» Data for this task
+++++
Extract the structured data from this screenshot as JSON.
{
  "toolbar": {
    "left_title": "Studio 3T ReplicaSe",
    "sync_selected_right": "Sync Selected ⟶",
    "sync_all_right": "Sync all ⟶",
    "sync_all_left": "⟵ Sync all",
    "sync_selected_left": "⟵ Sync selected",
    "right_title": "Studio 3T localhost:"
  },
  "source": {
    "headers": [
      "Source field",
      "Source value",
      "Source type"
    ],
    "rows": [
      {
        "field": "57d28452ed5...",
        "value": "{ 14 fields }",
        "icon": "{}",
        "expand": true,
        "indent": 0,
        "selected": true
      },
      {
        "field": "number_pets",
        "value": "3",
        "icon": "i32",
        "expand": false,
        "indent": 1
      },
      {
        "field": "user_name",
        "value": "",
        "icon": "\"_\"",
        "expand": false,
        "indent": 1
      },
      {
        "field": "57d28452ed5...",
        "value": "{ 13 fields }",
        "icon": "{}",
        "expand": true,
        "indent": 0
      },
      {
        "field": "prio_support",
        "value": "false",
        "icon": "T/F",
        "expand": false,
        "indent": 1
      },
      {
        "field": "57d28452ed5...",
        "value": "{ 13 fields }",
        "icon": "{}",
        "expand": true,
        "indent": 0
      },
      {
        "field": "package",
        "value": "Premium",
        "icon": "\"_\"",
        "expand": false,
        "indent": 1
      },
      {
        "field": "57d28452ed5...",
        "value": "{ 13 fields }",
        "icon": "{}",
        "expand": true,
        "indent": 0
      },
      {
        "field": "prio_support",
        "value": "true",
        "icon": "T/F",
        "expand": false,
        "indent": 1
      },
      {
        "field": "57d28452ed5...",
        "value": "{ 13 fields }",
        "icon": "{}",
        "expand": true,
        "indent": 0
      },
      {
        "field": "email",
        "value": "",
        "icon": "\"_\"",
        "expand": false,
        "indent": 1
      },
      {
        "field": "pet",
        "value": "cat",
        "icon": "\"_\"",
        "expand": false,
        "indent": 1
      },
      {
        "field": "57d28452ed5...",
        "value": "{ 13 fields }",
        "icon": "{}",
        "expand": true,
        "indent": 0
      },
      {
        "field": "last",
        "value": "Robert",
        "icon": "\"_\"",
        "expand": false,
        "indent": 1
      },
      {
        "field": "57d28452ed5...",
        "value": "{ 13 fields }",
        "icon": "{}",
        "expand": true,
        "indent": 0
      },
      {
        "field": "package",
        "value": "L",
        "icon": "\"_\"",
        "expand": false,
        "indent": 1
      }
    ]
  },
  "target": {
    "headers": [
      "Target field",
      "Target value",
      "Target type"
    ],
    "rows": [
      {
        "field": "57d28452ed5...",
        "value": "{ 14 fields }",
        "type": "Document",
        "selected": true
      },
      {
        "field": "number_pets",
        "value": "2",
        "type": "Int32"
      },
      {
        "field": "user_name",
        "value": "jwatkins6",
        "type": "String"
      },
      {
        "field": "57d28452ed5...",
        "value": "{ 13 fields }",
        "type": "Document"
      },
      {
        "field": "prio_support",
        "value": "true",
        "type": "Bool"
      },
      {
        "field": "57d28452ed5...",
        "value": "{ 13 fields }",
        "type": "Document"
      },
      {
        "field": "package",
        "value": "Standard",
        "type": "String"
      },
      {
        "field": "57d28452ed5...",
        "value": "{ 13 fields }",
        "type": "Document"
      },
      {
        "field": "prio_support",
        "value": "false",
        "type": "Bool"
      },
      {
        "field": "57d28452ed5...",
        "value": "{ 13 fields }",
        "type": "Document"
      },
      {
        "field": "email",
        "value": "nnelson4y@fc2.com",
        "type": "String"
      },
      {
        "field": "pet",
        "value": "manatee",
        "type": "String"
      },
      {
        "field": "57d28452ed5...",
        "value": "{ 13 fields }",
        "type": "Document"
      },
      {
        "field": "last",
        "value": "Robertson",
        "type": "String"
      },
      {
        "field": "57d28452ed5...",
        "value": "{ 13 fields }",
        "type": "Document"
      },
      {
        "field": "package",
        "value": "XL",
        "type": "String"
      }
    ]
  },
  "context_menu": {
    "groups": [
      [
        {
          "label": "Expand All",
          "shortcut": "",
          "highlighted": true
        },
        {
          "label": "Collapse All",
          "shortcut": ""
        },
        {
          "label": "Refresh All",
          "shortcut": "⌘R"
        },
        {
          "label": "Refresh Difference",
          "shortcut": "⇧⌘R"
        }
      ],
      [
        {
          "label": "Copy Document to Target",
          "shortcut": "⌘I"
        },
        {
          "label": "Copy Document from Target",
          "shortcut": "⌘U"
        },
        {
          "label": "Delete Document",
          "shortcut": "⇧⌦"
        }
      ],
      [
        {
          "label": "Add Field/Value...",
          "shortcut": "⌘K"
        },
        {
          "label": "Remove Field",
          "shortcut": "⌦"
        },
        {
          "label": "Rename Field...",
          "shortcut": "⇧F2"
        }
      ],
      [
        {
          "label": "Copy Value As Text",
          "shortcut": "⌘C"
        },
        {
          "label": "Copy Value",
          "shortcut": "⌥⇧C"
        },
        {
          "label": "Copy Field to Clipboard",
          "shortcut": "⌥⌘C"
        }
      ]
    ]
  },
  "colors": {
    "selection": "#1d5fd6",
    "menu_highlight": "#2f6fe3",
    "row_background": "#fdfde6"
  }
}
+++++
» The problem
Return all lines of the material above in which the word "Refresh" occurs.

» Result of this exercise
          "label": "Refresh All",
          "label": "Refresh Difference",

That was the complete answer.